Arbeitsauftrag 1
Fasse den Textauszug über Max Miedinger in zwei Sätzen zusammen.
Arbeitsauftrag 2
Beantworte anhand des Textauszugs über Max Miedinger die folgenden Fragen:
(a) Für welche Kaufhauskette arbeitet Miedinger ab 1936 als Typograf?
(b) In welcher Schrift ist das kürzeste Pop-Märchen der Welt gesetzt?
(c) Wie heißt der Direktor der Haas’schen Schriftgießerei?
Arbeitsauftrag 3
Führe den Textauszug über Max Miedinger an der Stelle weiter, an der er endet.

== Textauszug

Die Abendkurse bei Johann Kohlmann an der Kunstgewerbeschule Zürich bestätigen sein Interesse. 1936 endlich kann Max Miedinger sein Talent beruflich nutzen: als Typograf im Werbeatelier der Kaufhauskette Globus. Im Laufe der folgenden 10 Jahre erstellt er hier Plakate, Zeitungsanzeigen, die Hausbeschriftung und interne Drucksachen.

Das kürzeste Pop-Märchen der Welt, 1966 gesetzt in Helvetica Black (Idee: Experimental Jetset, Grafik: FontShop)

Nach dem Ende des 2. Weltkriegs verlässt Miedinger das hektische Zürich und bewirbt sich als Verkäufer bei der Haas’schen Schriftgießerei in Münchenstein nahe Basel. Dem Direktor Eduard Hoffmann imponiert die Vielseitigkeit Miedingers. Als der ihm sein Notizbuch mit Schriftentwürfen zeigt, weiht ihn Hoffmann in sein »Geheimprojekt« ein, mit dem die Gießerei Haas zu neuem wirtschaftlichen Erfolg kommen soll.

====
== Zu prüfende Daten

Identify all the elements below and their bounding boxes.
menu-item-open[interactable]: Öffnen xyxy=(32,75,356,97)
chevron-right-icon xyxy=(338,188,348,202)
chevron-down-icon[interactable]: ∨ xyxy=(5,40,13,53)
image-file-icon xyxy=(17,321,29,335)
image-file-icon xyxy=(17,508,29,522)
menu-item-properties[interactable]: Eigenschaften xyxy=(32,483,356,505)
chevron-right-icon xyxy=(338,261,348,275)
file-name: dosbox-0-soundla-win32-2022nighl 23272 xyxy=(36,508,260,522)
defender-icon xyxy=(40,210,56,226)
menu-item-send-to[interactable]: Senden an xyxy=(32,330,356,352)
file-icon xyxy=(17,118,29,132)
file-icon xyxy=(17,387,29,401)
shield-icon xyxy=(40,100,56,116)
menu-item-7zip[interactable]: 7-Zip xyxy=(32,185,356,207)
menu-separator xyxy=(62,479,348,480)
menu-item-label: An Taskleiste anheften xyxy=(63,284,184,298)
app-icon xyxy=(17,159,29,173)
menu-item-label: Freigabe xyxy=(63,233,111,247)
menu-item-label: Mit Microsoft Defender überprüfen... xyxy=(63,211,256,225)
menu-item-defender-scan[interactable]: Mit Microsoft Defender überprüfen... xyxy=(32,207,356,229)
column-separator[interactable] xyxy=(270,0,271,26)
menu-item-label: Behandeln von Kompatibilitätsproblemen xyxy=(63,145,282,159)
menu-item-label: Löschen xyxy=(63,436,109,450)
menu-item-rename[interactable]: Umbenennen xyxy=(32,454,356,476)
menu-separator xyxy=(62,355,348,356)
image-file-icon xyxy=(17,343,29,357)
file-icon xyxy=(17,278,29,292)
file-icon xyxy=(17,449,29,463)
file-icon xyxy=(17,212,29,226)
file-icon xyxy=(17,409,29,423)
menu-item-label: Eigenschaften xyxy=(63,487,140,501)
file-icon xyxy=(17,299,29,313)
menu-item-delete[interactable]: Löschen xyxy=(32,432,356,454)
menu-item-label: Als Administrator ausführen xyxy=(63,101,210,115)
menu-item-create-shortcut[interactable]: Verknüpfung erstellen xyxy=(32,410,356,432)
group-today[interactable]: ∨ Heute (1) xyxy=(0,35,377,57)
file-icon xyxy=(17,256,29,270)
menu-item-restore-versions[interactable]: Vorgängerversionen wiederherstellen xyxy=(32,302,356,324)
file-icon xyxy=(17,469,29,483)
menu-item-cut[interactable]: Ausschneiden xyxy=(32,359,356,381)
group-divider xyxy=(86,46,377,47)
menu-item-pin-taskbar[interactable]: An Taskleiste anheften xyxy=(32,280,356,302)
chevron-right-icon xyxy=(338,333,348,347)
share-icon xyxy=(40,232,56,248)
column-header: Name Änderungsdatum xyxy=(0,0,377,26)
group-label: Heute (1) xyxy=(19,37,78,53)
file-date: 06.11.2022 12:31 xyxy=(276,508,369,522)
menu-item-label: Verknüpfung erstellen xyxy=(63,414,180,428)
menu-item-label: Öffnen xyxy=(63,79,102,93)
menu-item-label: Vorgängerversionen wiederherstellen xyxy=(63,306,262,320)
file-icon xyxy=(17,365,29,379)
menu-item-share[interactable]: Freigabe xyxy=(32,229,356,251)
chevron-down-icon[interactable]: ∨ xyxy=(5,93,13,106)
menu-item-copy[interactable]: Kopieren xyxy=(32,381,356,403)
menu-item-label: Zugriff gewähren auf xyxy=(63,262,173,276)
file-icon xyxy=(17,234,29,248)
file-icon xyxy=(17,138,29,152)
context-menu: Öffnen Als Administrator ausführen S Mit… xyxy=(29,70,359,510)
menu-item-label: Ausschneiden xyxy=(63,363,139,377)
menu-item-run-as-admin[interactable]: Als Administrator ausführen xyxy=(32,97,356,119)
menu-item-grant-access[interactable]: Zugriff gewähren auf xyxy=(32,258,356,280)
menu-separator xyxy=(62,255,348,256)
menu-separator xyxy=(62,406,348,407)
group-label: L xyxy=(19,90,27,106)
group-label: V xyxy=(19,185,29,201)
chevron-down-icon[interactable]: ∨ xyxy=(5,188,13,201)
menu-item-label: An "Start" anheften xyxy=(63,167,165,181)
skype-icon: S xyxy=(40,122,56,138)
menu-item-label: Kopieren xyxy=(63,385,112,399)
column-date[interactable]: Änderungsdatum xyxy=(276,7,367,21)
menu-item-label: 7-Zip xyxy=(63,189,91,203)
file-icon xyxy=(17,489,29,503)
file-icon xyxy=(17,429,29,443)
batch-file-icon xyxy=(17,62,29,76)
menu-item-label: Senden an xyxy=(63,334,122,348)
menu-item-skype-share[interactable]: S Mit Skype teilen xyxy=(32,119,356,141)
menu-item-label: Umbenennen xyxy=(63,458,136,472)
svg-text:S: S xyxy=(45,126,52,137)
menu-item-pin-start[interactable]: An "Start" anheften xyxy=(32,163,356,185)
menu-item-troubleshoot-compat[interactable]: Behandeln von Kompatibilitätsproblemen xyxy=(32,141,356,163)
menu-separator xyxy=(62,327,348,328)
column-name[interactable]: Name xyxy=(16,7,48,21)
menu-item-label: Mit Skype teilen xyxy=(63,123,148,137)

====

Schriftliche Antwort 1
Nach Abendkursen bei Johann Kohlmann an der Kunstgewerbeschule Zürich arbeitet Max Miedinger ab 1936 als Typograf im Werbeatelier der Kaufhauskette Globus und erstellt dort in den folgenden 10 Jahren Plakate, Zeitungsanzeigen, die Hausbeschriftung und interne Drucksachen. Nach dem Ende des 2. Weltkriegs bewirbt er sich als Verkäufer bei der Haas’schen Schriftgießerei in Münchenstein nahe Basel, wo Direktor Eduard Hoffmann ihn nach einem Blick in sein Notizbuch mit Schriftentwürfen in ein »Geheimprojekt« einweiht.

Schriftliche Antwort 2
(a) Für die Kaufhauskette Globus.
(b) In Helvetica Black.
(c) Eduard Hoffmann.

Schriftliche Antwort 3
Der Konkurrent H. Berthold ist nämlich drauf und dran, den Schweizern mit der erfolgreichen Akzidenz Grotesk die Kunden abzuwerben. Sogar die einheimischen Designer greifen zu dem Bestseller aus Berlin, mitten in der Blüte der Schweizer Typografie. Dieser Entwicklung will Hoffmann mit einer neuen Sans-Serif beenden, die Miedinger zeichnen soll. Als Blaupause dient ihnen eine lineare Serifenlose der Leipziger Gießerei Schelter & Giesecke aus dem Jahr 1880, die Scheltersche Grotesk.
Nach wenigen Monaten liegen die ersten Probeabzüge der Neue Haas Grotesk auf Hoffmanns Schreibtisch. Er ist begeistert. Im Sommer 1957 feiert die Neue Haas Grotesk Premiere.
Zwei Jahre später schwappt die Schweizer Typographie nach Deutschland über. In der Frankfurter Hedderichstraße macht sich die D. Stempel AG, seit 1954 Mehrheitseigner der Haas’schen Schriftgießerei, intensiv Gedanken darüber, wie man auf diesen Zug aufspringen kann. Im Juni 1959 schlägt das Vertriebs-Ass Heinz Eul die Aufnahme der Neue Haas Grotesk ins Stempel-Programm vor, ganz gezielt für die »Werbemittelgestalter«, als Wunderwaffe gegen Futura und Akzidenz Grotesk.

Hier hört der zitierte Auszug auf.